REQUIRED TASK:
Filter the listing below, copying every line in which the word "دلار" appears.

SUPPLIED ENTRIES:
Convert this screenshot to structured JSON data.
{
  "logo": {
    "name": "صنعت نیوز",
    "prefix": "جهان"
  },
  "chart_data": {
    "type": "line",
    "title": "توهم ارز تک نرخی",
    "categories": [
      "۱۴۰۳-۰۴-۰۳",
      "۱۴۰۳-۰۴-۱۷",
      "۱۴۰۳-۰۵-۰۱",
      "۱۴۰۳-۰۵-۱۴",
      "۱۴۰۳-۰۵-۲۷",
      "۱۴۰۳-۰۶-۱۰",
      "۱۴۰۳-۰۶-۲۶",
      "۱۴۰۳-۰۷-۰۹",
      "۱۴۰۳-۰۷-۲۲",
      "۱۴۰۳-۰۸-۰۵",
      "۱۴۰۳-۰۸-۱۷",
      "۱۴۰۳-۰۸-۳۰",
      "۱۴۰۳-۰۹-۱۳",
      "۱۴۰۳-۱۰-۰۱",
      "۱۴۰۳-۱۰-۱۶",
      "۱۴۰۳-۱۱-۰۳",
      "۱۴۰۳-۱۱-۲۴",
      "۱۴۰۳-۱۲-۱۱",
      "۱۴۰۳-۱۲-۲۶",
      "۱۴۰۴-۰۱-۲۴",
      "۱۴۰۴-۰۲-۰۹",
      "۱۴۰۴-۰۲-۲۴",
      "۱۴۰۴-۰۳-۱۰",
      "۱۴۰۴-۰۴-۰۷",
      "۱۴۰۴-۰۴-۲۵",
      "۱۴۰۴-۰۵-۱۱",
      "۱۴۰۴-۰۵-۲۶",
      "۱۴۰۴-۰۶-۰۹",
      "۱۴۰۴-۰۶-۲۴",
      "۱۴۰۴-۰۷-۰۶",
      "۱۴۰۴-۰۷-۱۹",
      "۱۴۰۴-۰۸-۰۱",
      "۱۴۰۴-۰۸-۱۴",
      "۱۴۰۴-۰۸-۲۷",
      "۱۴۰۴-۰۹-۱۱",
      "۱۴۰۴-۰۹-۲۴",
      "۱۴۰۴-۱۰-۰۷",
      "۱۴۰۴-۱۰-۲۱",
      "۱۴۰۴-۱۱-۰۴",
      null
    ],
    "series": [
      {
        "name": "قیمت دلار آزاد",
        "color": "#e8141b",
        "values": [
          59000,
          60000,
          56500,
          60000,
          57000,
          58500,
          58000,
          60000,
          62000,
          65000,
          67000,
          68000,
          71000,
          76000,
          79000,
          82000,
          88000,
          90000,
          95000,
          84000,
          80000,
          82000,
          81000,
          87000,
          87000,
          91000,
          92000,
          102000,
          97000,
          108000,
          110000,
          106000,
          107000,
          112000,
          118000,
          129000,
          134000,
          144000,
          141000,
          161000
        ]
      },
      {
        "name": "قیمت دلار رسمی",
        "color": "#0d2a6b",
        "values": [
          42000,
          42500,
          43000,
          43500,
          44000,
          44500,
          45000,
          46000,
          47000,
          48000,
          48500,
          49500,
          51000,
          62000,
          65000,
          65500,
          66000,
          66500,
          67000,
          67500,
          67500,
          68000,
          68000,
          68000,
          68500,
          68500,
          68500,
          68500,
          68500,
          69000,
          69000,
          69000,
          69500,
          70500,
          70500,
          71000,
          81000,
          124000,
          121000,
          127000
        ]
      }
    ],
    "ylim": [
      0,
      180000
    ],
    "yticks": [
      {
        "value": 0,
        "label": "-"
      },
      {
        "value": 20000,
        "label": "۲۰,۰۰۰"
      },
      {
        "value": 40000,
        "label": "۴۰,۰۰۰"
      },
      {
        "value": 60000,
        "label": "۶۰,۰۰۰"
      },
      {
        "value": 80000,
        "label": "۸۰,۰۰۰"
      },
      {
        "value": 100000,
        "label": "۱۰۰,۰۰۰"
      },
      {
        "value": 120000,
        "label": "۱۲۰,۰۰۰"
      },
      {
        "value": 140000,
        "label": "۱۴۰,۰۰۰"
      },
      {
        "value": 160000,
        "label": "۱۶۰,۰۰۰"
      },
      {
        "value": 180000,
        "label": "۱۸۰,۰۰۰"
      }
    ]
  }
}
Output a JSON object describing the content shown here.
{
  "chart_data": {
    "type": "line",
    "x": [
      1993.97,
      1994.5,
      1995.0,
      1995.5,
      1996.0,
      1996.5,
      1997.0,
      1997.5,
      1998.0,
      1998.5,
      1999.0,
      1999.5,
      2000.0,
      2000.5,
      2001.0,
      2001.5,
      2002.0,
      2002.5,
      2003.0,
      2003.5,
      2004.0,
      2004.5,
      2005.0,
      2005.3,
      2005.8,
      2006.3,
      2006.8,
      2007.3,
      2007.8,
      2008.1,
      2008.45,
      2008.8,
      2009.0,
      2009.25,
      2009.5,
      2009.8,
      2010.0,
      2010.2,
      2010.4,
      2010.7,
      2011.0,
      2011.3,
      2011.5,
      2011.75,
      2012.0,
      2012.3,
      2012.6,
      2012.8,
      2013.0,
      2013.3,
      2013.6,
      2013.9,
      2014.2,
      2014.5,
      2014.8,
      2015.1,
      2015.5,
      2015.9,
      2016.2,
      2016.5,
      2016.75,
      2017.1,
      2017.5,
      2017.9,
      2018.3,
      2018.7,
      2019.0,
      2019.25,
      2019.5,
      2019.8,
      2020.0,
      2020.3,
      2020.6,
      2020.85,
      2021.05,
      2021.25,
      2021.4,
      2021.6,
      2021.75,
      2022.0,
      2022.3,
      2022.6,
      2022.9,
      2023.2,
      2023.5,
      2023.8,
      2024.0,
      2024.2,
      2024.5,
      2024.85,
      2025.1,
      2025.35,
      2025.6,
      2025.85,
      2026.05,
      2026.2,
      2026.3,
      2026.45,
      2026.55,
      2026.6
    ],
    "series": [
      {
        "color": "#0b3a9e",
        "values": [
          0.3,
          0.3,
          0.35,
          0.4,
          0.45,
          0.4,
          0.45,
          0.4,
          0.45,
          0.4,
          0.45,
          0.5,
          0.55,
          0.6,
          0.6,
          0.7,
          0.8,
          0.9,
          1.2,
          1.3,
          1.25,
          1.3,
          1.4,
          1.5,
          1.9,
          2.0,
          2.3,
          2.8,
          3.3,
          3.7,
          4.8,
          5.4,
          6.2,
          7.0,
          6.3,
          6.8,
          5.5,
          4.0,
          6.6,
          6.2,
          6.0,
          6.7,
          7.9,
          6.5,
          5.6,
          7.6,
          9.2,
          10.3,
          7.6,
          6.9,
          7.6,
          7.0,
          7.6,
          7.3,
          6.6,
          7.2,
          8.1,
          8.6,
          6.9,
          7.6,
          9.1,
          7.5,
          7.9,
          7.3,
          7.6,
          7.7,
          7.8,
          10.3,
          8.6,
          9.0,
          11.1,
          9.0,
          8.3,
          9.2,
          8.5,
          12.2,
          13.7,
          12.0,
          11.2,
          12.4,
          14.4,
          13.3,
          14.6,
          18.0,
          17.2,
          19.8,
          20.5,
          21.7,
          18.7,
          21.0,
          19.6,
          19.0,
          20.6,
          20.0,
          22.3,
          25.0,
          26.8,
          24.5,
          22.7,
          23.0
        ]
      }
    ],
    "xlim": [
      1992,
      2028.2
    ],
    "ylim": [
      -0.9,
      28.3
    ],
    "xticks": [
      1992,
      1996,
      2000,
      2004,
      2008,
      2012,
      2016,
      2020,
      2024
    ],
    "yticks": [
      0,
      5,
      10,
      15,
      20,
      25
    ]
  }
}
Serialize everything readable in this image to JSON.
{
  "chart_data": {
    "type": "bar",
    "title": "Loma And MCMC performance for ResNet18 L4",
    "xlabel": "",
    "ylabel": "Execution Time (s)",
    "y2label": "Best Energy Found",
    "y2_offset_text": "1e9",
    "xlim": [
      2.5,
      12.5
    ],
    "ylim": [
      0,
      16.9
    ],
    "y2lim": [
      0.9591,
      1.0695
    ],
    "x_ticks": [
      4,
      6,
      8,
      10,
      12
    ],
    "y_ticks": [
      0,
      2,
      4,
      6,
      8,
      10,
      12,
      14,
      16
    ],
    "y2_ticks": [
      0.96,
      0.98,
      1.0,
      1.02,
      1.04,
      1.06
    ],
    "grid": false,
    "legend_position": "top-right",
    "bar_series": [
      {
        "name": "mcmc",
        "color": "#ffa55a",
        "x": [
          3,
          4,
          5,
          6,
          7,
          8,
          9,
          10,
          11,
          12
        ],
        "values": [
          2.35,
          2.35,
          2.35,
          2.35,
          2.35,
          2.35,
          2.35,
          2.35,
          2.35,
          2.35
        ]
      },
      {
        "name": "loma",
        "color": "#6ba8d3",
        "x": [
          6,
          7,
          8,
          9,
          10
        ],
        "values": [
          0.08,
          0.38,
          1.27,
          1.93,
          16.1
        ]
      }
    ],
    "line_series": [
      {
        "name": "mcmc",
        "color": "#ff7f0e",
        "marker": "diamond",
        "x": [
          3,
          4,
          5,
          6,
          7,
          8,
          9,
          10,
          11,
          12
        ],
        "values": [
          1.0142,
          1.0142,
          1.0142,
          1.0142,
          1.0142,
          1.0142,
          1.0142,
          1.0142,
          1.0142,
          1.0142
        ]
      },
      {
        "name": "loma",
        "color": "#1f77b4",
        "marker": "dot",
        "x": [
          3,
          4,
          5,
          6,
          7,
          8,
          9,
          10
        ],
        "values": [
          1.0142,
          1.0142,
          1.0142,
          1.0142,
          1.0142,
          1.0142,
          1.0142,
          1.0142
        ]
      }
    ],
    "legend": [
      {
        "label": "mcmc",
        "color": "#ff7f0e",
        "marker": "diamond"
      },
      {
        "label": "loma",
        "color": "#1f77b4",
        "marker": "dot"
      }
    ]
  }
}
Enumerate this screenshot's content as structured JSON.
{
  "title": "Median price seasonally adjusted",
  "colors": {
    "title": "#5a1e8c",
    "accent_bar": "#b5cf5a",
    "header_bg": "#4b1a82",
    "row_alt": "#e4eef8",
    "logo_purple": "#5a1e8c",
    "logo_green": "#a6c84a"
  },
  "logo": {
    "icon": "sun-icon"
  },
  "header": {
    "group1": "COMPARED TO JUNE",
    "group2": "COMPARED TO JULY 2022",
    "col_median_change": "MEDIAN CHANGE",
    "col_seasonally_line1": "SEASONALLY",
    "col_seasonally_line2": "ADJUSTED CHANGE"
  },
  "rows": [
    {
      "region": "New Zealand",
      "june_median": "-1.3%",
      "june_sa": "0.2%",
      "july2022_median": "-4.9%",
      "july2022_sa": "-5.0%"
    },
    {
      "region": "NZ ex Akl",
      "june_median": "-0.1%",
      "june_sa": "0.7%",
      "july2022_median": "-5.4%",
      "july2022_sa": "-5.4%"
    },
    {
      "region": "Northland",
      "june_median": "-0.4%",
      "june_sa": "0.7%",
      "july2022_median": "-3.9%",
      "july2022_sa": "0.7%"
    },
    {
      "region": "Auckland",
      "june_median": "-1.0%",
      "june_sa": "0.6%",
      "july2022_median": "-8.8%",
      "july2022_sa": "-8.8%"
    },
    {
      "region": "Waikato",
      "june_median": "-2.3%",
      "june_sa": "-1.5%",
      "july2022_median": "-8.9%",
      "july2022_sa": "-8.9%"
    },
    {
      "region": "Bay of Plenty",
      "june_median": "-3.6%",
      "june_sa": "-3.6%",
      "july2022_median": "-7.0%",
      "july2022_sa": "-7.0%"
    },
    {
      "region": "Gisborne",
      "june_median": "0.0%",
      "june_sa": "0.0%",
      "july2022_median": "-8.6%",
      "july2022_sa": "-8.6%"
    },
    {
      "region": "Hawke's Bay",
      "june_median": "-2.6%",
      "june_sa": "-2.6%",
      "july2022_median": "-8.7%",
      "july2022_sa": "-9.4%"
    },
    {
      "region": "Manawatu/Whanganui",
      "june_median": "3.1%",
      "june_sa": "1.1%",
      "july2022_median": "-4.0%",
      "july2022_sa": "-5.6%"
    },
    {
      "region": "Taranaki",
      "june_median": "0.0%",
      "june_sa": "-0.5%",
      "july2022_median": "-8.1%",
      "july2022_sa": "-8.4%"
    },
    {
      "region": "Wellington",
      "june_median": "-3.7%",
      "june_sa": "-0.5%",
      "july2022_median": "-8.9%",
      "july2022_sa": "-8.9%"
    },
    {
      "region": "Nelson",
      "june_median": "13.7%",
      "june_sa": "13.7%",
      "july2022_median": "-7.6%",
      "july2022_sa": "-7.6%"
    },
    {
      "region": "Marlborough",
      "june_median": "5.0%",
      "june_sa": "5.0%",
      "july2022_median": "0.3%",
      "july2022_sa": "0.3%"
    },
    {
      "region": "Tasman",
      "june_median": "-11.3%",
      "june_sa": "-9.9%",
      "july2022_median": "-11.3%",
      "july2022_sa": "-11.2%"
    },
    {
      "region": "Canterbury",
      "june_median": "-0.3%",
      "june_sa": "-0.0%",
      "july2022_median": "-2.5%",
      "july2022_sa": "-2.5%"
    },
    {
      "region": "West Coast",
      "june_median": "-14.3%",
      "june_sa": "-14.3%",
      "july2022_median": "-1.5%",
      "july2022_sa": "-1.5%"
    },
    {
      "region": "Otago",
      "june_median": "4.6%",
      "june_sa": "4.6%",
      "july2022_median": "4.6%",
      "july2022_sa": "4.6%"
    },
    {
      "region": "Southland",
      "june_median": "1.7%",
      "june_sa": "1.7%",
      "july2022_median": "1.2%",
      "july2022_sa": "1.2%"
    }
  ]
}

REPLY:
        "name": "قیمت دلار آزاد",
        "name": "قیمت دلار رسمی",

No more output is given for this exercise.